>> START EXTRACTED MATERIAL

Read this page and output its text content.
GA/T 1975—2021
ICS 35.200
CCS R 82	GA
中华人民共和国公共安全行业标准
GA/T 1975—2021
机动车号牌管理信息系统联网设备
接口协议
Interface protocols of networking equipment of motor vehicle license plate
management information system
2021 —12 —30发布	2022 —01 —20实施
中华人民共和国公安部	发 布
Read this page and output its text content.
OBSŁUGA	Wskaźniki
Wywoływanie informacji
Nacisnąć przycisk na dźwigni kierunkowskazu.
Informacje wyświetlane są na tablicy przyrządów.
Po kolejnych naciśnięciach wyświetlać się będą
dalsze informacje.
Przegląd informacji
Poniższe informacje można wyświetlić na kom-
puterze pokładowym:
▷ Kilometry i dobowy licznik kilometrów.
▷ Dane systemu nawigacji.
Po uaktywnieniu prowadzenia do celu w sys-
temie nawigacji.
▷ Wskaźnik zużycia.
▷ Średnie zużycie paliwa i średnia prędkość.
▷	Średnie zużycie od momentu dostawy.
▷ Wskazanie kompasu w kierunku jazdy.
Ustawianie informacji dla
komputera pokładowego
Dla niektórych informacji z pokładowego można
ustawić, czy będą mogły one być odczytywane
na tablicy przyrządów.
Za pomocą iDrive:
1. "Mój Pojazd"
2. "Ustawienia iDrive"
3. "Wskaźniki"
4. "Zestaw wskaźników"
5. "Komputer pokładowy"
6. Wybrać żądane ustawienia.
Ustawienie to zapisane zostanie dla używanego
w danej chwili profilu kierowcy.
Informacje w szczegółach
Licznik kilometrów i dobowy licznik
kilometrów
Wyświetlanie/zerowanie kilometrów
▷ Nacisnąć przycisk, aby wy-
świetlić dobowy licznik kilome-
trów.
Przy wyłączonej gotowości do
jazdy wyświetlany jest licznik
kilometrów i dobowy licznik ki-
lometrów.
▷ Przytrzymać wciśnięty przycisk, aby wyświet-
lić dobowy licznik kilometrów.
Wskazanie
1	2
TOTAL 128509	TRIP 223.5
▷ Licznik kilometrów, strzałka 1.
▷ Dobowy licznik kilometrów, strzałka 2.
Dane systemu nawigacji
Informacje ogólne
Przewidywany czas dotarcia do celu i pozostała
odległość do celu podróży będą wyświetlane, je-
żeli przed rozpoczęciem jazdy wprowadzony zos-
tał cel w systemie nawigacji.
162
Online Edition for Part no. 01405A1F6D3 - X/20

>> END EXTRACTED MATERIAL

Your task is to print the whole listing again exactly.

--- ANSWER BELOW ---
Read this page and output its text content.
GA/T 1975—2021
ICS 35.200
CCS R 82	GA
中华人民共和国公共安全行业标准
GA/T 1975—2021
机动车号牌管理信息系统联网设备
接口协议
Interface protocols of networking equipment of motor vehicle license plate
management information system
2021 —12 —30发布	2022 —01 —20实施
中华人民共和国公安部	发 布
Read this page and output its text content.
OBSŁUGA	Wskaźniki
Wywoływanie informacji
Nacisnąć przycisk na dźwigni kierunkowskazu.
Informacje wyświetlane są na tablicy przyrządów.
Po kolejnych naciśnięciach wyświetlać się będą
dalsze informacje.
Przegląd informacji
Poniższe informacje można wyświetlić na kom-
puterze pokładowym:
▷ Kilometry i dobowy licznik kilometrów.
▷ Dane systemu nawigacji.
Po uaktywnieniu prowadzenia do celu w sys-
temie nawigacji.
▷ Wskaźnik zużycia.
▷ Średnie zużycie paliwa i średnia prędkość.
▷	Średnie zużycie od momentu dostawy.
▷ Wskazanie kompasu w kierunku jazdy.
Ustawianie informacji dla
komputera pokładowego
Dla niektórych informacji z pokładowego można
ustawić, czy będą mogły one być odczytywane
na tablicy przyrządów.
Za pomocą iDrive:
1. "Mój Pojazd"
2. "Ustawienia iDrive"
3. "Wskaźniki"
4. "Zestaw wskaźników"
5. "Komputer pokładowy"
6. Wybrać żądane ustawienia.
Ustawienie to zapisane zostanie dla używanego
w danej chwili profilu kierowcy.
Informacje w szczegółach
Licznik kilometrów i dobowy licznik
kilometrów
Wyświetlanie/zerowanie kilometrów
▷ Nacisnąć przycisk, aby wy-
świetlić dobowy licznik kilome-
trów.
Przy wyłączonej gotowości do
jazdy wyświetlany jest licznik
kilometrów i dobowy licznik ki-
lometrów.
▷ Przytrzymać wciśnięty przycisk, aby wyświet-
lić dobowy licznik kilometrów.
Wskazanie
1	2
TOTAL 128509	TRIP 223.5
▷ Licznik kilometrów, strzałka 1.
▷ Dobowy licznik kilometrów, strzałka 2.
Dane systemu nawigacji
Informacje ogólne
Przewidywany czas dotarcia do celu i pozostała
odległość do celu podróży będą wyświetlane, je-
żeli przed rozpoczęciem jazdy wprowadzony zos-
tał cel w systemie nawigacji.
162
Online Edition for Part no. 01405A1F6D3 - X/20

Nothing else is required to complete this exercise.